(Some records)
_ _ _ _ _

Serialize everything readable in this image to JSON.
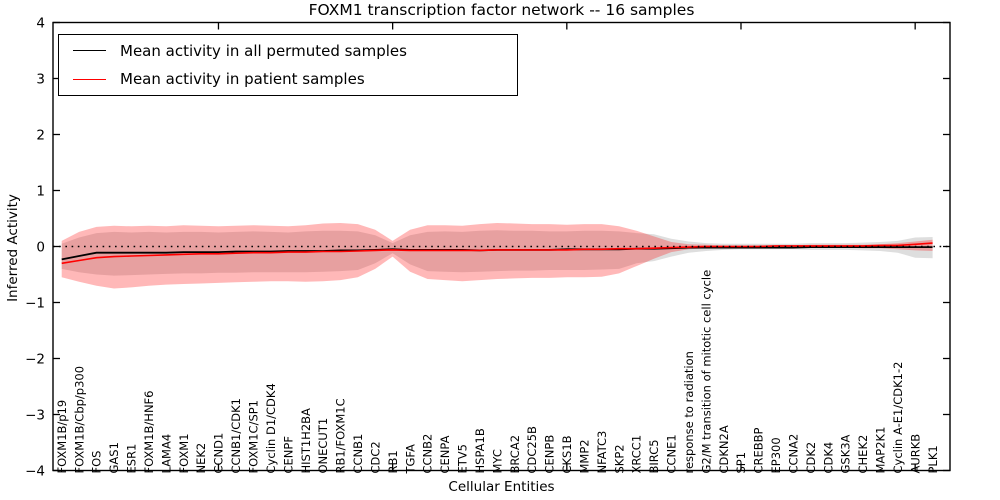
{
  "chart_data": {
    "type": "line",
    "title": "FOXM1 transcription factor network -- 16 samples",
    "xlabel": "Cellular Entities",
    "ylabel": "Inferred Activity",
    "ylim": [
      -4,
      4
    ],
    "xlim": [
      0.5,
      52
    ],
    "yticks": [
      -4,
      -3,
      -2,
      -1,
      0,
      1,
      2,
      3,
      4
    ],
    "xticks": [
      10,
      20,
      30,
      40,
      50
    ],
    "zero_line": 0,
    "grid": false,
    "legend_position": "upper left",
    "categories": [
      "FOXM1B/p19",
      "FOXM1B/Cbp/p300",
      "FOS",
      "GAS1",
      "ESR1",
      "FOXM1B/HNF6",
      "LAMA4",
      "FOXM1",
      "NEK2",
      "CCND1",
      "CCNB1/CDK1",
      "FOXM1C/SP1",
      "Cyclin D1/CDK4",
      "CENPF",
      "HIST1H2BA",
      "ONECUT1",
      "RB1/FOXM1C",
      "CCNB1",
      "CDC2",
      "RB1",
      "TGFA",
      "CCNB2",
      "CENPA",
      "ETV5",
      "HSPA1B",
      "MYC",
      "BRCA2",
      "CDC25B",
      "CENPB",
      "CKS1B",
      "MMP2",
      "NFATC3",
      "SKP2",
      "XRCC1",
      "BIRC5",
      "CCNE1",
      "response to radiation",
      "G2/M transition of mitotic cell cycle",
      "CDKN2A",
      "SP1",
      "CREBBP",
      "EP300",
      "CCNA2",
      "CDK2",
      "CDK4",
      "GSK3A",
      "CHEK2",
      "MAP2K1",
      "Cyclin A-E1/CDK1-2",
      "AURKB",
      "PLK1"
    ],
    "series": [
      {
        "name": "Mean activity in all permuted samples",
        "color": "#000000",
        "values": [
          -0.23,
          -0.17,
          -0.11,
          -0.11,
          -0.11,
          -0.11,
          -0.11,
          -0.1,
          -0.1,
          -0.1,
          -0.09,
          -0.09,
          -0.09,
          -0.08,
          -0.08,
          -0.08,
          -0.07,
          -0.07,
          -0.06,
          -0.05,
          -0.06,
          -0.06,
          -0.06,
          -0.06,
          -0.07,
          -0.06,
          -0.06,
          -0.06,
          -0.06,
          -0.05,
          -0.05,
          -0.05,
          -0.05,
          -0.04,
          -0.04,
          -0.03,
          -0.02,
          -0.02,
          -0.02,
          -0.02,
          -0.02,
          -0.02,
          -0.02,
          -0.01,
          -0.01,
          -0.01,
          -0.01,
          -0.01,
          -0.01,
          -0.01,
          -0.01
        ]
      },
      {
        "name": "Mean activity in patient samples",
        "color": "#ff0000",
        "values": [
          -0.3,
          -0.25,
          -0.2,
          -0.18,
          -0.17,
          -0.16,
          -0.15,
          -0.14,
          -0.13,
          -0.13,
          -0.12,
          -0.11,
          -0.11,
          -0.1,
          -0.1,
          -0.09,
          -0.09,
          -0.08,
          -0.07,
          -0.06,
          -0.07,
          -0.07,
          -0.07,
          -0.07,
          -0.07,
          -0.06,
          -0.06,
          -0.06,
          -0.06,
          -0.06,
          -0.05,
          -0.05,
          -0.04,
          -0.04,
          -0.03,
          -0.02,
          -0.01,
          0.0,
          0.0,
          0.0,
          0.0,
          0.01,
          0.01,
          0.01,
          0.01,
          0.01,
          0.01,
          0.02,
          0.02,
          0.04,
          0.06
        ]
      }
    ],
    "bands": [
      {
        "name": "permuted-samples-std-band",
        "color": "#999999",
        "opacity": 0.32,
        "upper": [
          0.05,
          0.16,
          0.24,
          0.26,
          0.25,
          0.26,
          0.25,
          0.26,
          0.26,
          0.25,
          0.26,
          0.27,
          0.26,
          0.25,
          0.27,
          0.28,
          0.28,
          0.27,
          0.2,
          0.06,
          0.2,
          0.26,
          0.27,
          0.26,
          0.28,
          0.29,
          0.28,
          0.28,
          0.27,
          0.27,
          0.28,
          0.28,
          0.27,
          0.24,
          0.22,
          0.14,
          0.09,
          0.06,
          0.05,
          0.05,
          0.05,
          0.05,
          0.05,
          0.06,
          0.06,
          0.06,
          0.07,
          0.08,
          0.1,
          0.16,
          0.17
        ],
        "lower": [
          -0.4,
          -0.46,
          -0.5,
          -0.52,
          -0.51,
          -0.5,
          -0.49,
          -0.48,
          -0.48,
          -0.47,
          -0.47,
          -0.46,
          -0.46,
          -0.46,
          -0.46,
          -0.45,
          -0.44,
          -0.42,
          -0.3,
          -0.12,
          -0.32,
          -0.44,
          -0.45,
          -0.46,
          -0.45,
          -0.44,
          -0.43,
          -0.43,
          -0.42,
          -0.42,
          -0.42,
          -0.41,
          -0.4,
          -0.3,
          -0.26,
          -0.18,
          -0.11,
          -0.08,
          -0.06,
          -0.05,
          -0.05,
          -0.05,
          -0.05,
          -0.06,
          -0.06,
          -0.06,
          -0.07,
          -0.08,
          -0.11,
          -0.2,
          -0.21
        ]
      },
      {
        "name": "patient-samples-std-band",
        "color": "#ff0000",
        "opacity": 0.28,
        "upper": [
          0.1,
          0.26,
          0.35,
          0.37,
          0.36,
          0.37,
          0.36,
          0.38,
          0.37,
          0.36,
          0.37,
          0.38,
          0.37,
          0.36,
          0.38,
          0.41,
          0.42,
          0.4,
          0.3,
          0.1,
          0.3,
          0.38,
          0.38,
          0.37,
          0.4,
          0.42,
          0.41,
          0.4,
          0.4,
          0.39,
          0.4,
          0.4,
          0.36,
          0.28,
          0.18,
          0.08,
          0.04,
          0.03,
          0.02,
          0.02,
          0.02,
          0.02,
          0.02,
          0.03,
          0.03,
          0.03,
          0.03,
          0.04,
          0.06,
          0.09,
          0.12
        ],
        "lower": [
          -0.55,
          -0.63,
          -0.7,
          -0.75,
          -0.73,
          -0.7,
          -0.68,
          -0.67,
          -0.66,
          -0.65,
          -0.64,
          -0.63,
          -0.62,
          -0.62,
          -0.63,
          -0.62,
          -0.6,
          -0.55,
          -0.4,
          -0.18,
          -0.45,
          -0.58,
          -0.6,
          -0.62,
          -0.6,
          -0.58,
          -0.57,
          -0.56,
          -0.56,
          -0.55,
          -0.55,
          -0.54,
          -0.48,
          -0.35,
          -0.22,
          -0.1,
          -0.05,
          -0.03,
          -0.02,
          -0.02,
          -0.02,
          -0.02,
          -0.02,
          -0.02,
          -0.02,
          -0.02,
          -0.03,
          -0.03,
          -0.05,
          -0.07,
          -0.08
        ]
      }
    ],
    "legend": {
      "items": [
        {
          "label": "Mean activity in all permuted samples",
          "color": "#000000"
        },
        {
          "label": "Mean activity in patient samples",
          "color": "#ff0000"
        }
      ]
    },
    "style": {
      "frame_color": "#000000",
      "background": "#ffffff",
      "zero_line_style": "dotted"
    }
  }
}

_ _ _ _ _

*WHAT TO WORK ON*.
Determine how many lines of the listing above hold the word "permuted". Report that number without anything else.

*COMPLETE OUTPUT*.
3